## TASK OBJECTIVE
Reproduce the records below word for word, omitting the pictures.

[Source records]
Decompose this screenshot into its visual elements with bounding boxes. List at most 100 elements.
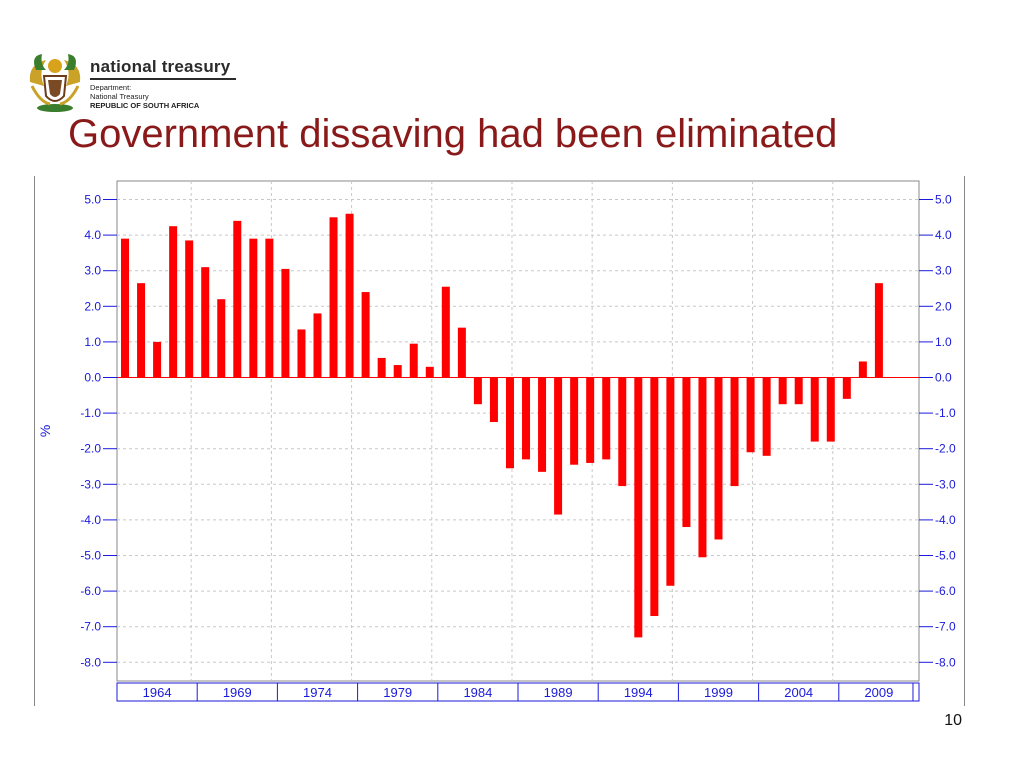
y-tick-label-right: 5.0 — [935, 193, 952, 207]
bar — [313, 313, 322, 378]
page-number: 10 — [944, 712, 962, 729]
y-tick-label-left: -8.0 — [80, 655, 101, 669]
bar — [425, 366, 434, 378]
bar — [185, 240, 194, 378]
y-tick-label-left: -4.0 — [80, 513, 101, 527]
bar — [682, 377, 691, 528]
bar — [874, 283, 883, 378]
bar — [233, 220, 242, 378]
dept-line-2: National Treasury — [90, 92, 149, 101]
bar — [522, 377, 531, 460]
x-tick-label: 1984 — [463, 685, 492, 700]
plot-border — [116, 180, 920, 682]
bar — [121, 238, 130, 378]
frame-line-right — [964, 176, 965, 706]
y-tick-label-left: 3.0 — [84, 264, 101, 278]
bar — [201, 267, 210, 378]
bar — [153, 341, 162, 378]
x-tick-label: 2009 — [864, 685, 893, 700]
y-tick-label-right: 4.0 — [935, 228, 952, 242]
y-tick-label-left: 4.0 — [84, 228, 101, 242]
bar — [746, 377, 755, 453]
x-tick-label: 1999 — [704, 685, 733, 700]
bar — [489, 377, 498, 422]
y-tick-label-left: -5.0 — [80, 549, 101, 563]
bar — [666, 377, 675, 586]
bar — [137, 283, 146, 378]
org-branding: national treasury Department: National T… — [90, 58, 236, 110]
y-tick-label-left: 0.0 — [84, 371, 101, 385]
bar — [618, 377, 627, 487]
bar — [249, 238, 258, 378]
dept-line-1: Department: — [90, 83, 132, 92]
bar — [762, 377, 771, 456]
y-tick-label-right: -8.0 — [935, 655, 956, 669]
bar — [169, 226, 178, 378]
y-tick-label-right: 2.0 — [935, 299, 952, 313]
bar — [265, 238, 274, 378]
y-tick-label-left: -3.0 — [80, 477, 101, 491]
bar — [810, 377, 819, 442]
bar — [586, 377, 595, 463]
org-name: national treasury — [90, 57, 231, 76]
bar — [473, 377, 482, 405]
y-tick-label-right: -2.0 — [935, 442, 956, 456]
bar — [698, 377, 707, 558]
x-tick-label: 1969 — [223, 685, 252, 700]
y-tick-label-left: 1.0 — [84, 335, 101, 349]
brand-rule — [90, 78, 236, 80]
y-tick-label-right: 1.0 — [935, 335, 952, 349]
y-tick-label-right: -1.0 — [935, 406, 956, 420]
y-tick-label-left: 5.0 — [84, 193, 101, 207]
bar — [826, 377, 835, 442]
y-tick-label-left: -6.0 — [80, 584, 101, 598]
bar — [650, 377, 659, 617]
bar — [217, 299, 226, 378]
y-tick-label-right: -4.0 — [935, 513, 956, 527]
bar — [714, 377, 723, 540]
x-tick-label: 1964 — [143, 685, 172, 700]
bar — [345, 213, 354, 378]
bar — [457, 327, 466, 378]
bar — [602, 377, 611, 460]
bar — [778, 377, 787, 405]
x-tick-label: 1979 — [383, 685, 412, 700]
y-tick-label-left: -1.0 — [80, 406, 101, 420]
bar — [505, 377, 514, 469]
bar — [858, 361, 867, 378]
bar — [634, 377, 643, 638]
bar — [538, 377, 547, 472]
bar — [730, 377, 739, 487]
x-tick-label: 1994 — [624, 685, 653, 700]
bar — [281, 268, 290, 378]
bar — [409, 343, 418, 378]
y-tick-label-left: -2.0 — [80, 442, 101, 456]
y-tick-label-left: -7.0 — [80, 620, 101, 634]
bar — [329, 217, 338, 378]
y-tick-label-right: -5.0 — [935, 549, 956, 563]
y-tick-label-right: -7.0 — [935, 620, 956, 634]
y-tick-label-right: -6.0 — [935, 584, 956, 598]
y-tick-label-right: 3.0 — [935, 264, 952, 278]
frame-line-left — [34, 176, 35, 706]
bar — [297, 329, 306, 378]
coat-of-arms-logo — [26, 52, 84, 114]
bar — [377, 357, 386, 378]
bar — [842, 377, 851, 399]
slide-title: Government dissaving had been eliminated — [68, 112, 838, 156]
bar — [570, 377, 579, 465]
y-tick-label-right: -3.0 — [935, 477, 956, 491]
bar — [393, 365, 402, 378]
bar — [361, 292, 370, 378]
bar — [554, 377, 563, 515]
x-tick-label: 2004 — [784, 685, 813, 700]
dept-line-3: REPUBLIC OF SOUTH AFRICA — [90, 101, 200, 110]
bar — [441, 286, 450, 378]
y-tick-label-right: 0.0 — [935, 371, 952, 385]
x-tick-label: 1974 — [303, 685, 332, 700]
y-axis-label: % — [37, 425, 53, 437]
x-tick-label: 1989 — [544, 685, 573, 700]
y-tick-label-left: 2.0 — [84, 299, 101, 313]
bar — [794, 377, 803, 405]
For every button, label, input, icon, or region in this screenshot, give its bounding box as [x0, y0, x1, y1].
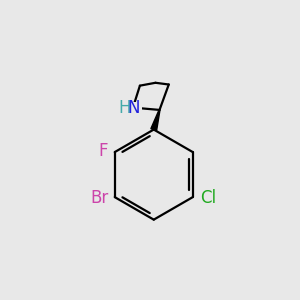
- Text: N: N: [128, 99, 140, 117]
- Text: H: H: [118, 99, 131, 117]
- Bar: [98, 146, 108, 156]
- Bar: [201, 193, 216, 203]
- Text: Cl: Cl: [200, 189, 217, 207]
- Text: Br: Br: [91, 189, 109, 207]
- Bar: [117, 102, 142, 113]
- Bar: [91, 193, 109, 203]
- Text: F: F: [98, 142, 107, 160]
- Polygon shape: [151, 110, 160, 130]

## EXERCISE SOLUTION
Decompose this screenshot into its visual elements with bounding boxes. List at most 100 elements.
y-tick-label-right: 5.0 — [935, 193, 952, 207]
bar — [313, 313, 322, 378]
page-number: 10 — [944, 712, 962, 729]
y-tick-label-left: -8.0 — [80, 655, 101, 669]
bar — [425, 366, 434, 378]
bar — [185, 240, 194, 378]
y-tick-label-left: -4.0 — [80, 513, 101, 527]
bar — [682, 377, 691, 528]
bar — [874, 283, 883, 378]
bar — [233, 220, 242, 378]
dept-line-2: National Treasury — [90, 92, 149, 101]
bar — [522, 377, 531, 460]
x-tick-label: 1984 — [463, 685, 492, 700]
plot-border — [116, 180, 920, 682]
bar — [121, 238, 130, 378]
frame-line-right — [964, 176, 965, 706]
y-tick-label-left: 3.0 — [84, 264, 101, 278]
bar — [201, 267, 210, 378]
bar — [153, 341, 162, 378]
x-tick-label: 2009 — [864, 685, 893, 700]
y-tick-label-right: 4.0 — [935, 228, 952, 242]
y-tick-label-left: 4.0 — [84, 228, 101, 242]
bar — [746, 377, 755, 453]
x-tick-label: 1999 — [704, 685, 733, 700]
bar — [489, 377, 498, 422]
y-tick-label-left: -5.0 — [80, 549, 101, 563]
bar — [666, 377, 675, 586]
bar — [137, 283, 146, 378]
org-branding: national treasury Department: National T… — [90, 58, 236, 110]
y-tick-label-left: 0.0 — [84, 371, 101, 385]
bar — [618, 377, 627, 487]
bar — [249, 238, 258, 378]
dept-line-1: Department: — [90, 83, 132, 92]
bar — [762, 377, 771, 456]
y-tick-label-right: -8.0 — [935, 655, 956, 669]
bar — [169, 226, 178, 378]
y-tick-label-right: 2.0 — [935, 299, 952, 313]
bar — [265, 238, 274, 378]
y-tick-label-left: -3.0 — [80, 477, 101, 491]
bar — [810, 377, 819, 442]
bar — [586, 377, 595, 463]
org-name: national treasury — [90, 57, 231, 76]
bar — [473, 377, 482, 405]
y-tick-label-right: -2.0 — [935, 442, 956, 456]
bar — [698, 377, 707, 558]
x-tick-label: 1969 — [223, 685, 252, 700]
y-tick-label-left: 1.0 — [84, 335, 101, 349]
brand-rule — [90, 78, 236, 80]
y-tick-label-right: 1.0 — [935, 335, 952, 349]
y-tick-label-right: -1.0 — [935, 406, 956, 420]
y-tick-label-left: 5.0 — [84, 193, 101, 207]
bar — [826, 377, 835, 442]
y-tick-label-left: -6.0 — [80, 584, 101, 598]
bar — [650, 377, 659, 617]
bar — [217, 299, 226, 378]
y-tick-label-right: -4.0 — [935, 513, 956, 527]
bar — [714, 377, 723, 540]
x-tick-label: 1964 — [143, 685, 172, 700]
bar — [345, 213, 354, 378]
bar — [457, 327, 466, 378]
bar — [602, 377, 611, 460]
bar — [778, 377, 787, 405]
x-tick-label: 1979 — [383, 685, 412, 700]
y-tick-label-left: -1.0 — [80, 406, 101, 420]
bar — [505, 377, 514, 469]
bar — [858, 361, 867, 378]
bar — [634, 377, 643, 638]
bar — [538, 377, 547, 472]
bar — [730, 377, 739, 487]
x-tick-label: 1994 — [624, 685, 653, 700]
bar — [281, 268, 290, 378]
bar — [409, 343, 418, 378]
y-tick-label-left: -2.0 — [80, 442, 101, 456]
y-tick-label-left: -7.0 — [80, 620, 101, 634]
bar — [329, 217, 338, 378]
y-tick-label-right: -5.0 — [935, 549, 956, 563]
y-tick-label-right: -7.0 — [935, 620, 956, 634]
y-tick-label-right: -6.0 — [935, 584, 956, 598]
y-tick-label-right: 3.0 — [935, 264, 952, 278]
frame-line-left — [34, 176, 35, 706]
bar — [297, 329, 306, 378]
coat-of-arms-logo — [26, 52, 84, 114]
bar — [377, 357, 386, 378]
bar — [842, 377, 851, 399]
slide-title: Government dissaving had been eliminated — [68, 112, 838, 156]
bar — [570, 377, 579, 465]
y-tick-label-right: -3.0 — [935, 477, 956, 491]
bar — [393, 365, 402, 378]
bar — [361, 292, 370, 378]
bar — [554, 377, 563, 515]
x-tick-label: 2004 — [784, 685, 813, 700]
dept-line-3: REPUBLIC OF SOUTH AFRICA — [90, 101, 200, 110]
bar — [441, 286, 450, 378]
y-tick-label-right: 0.0 — [935, 371, 952, 385]
x-tick-label: 1974 — [303, 685, 332, 700]
y-axis-label: % — [37, 425, 53, 437]
x-tick-label: 1989 — [544, 685, 573, 700]
y-tick-label-left: 2.0 — [84, 299, 101, 313]
bar — [794, 377, 803, 405]
For every button, label, input, icon, or region in this screenshot, give its bounding box as [x0, y0, x1, y1].
- Text: N: N: [128, 99, 140, 117]
- Text: H: H: [118, 99, 131, 117]
- Bar: [98, 146, 108, 156]
- Bar: [201, 193, 216, 203]
- Text: Cl: Cl: [200, 189, 217, 207]
- Text: Br: Br: [91, 189, 109, 207]
- Bar: [117, 102, 142, 113]
- Bar: [91, 193, 109, 203]
- Text: F: F: [98, 142, 107, 160]
- Polygon shape: [151, 110, 160, 130]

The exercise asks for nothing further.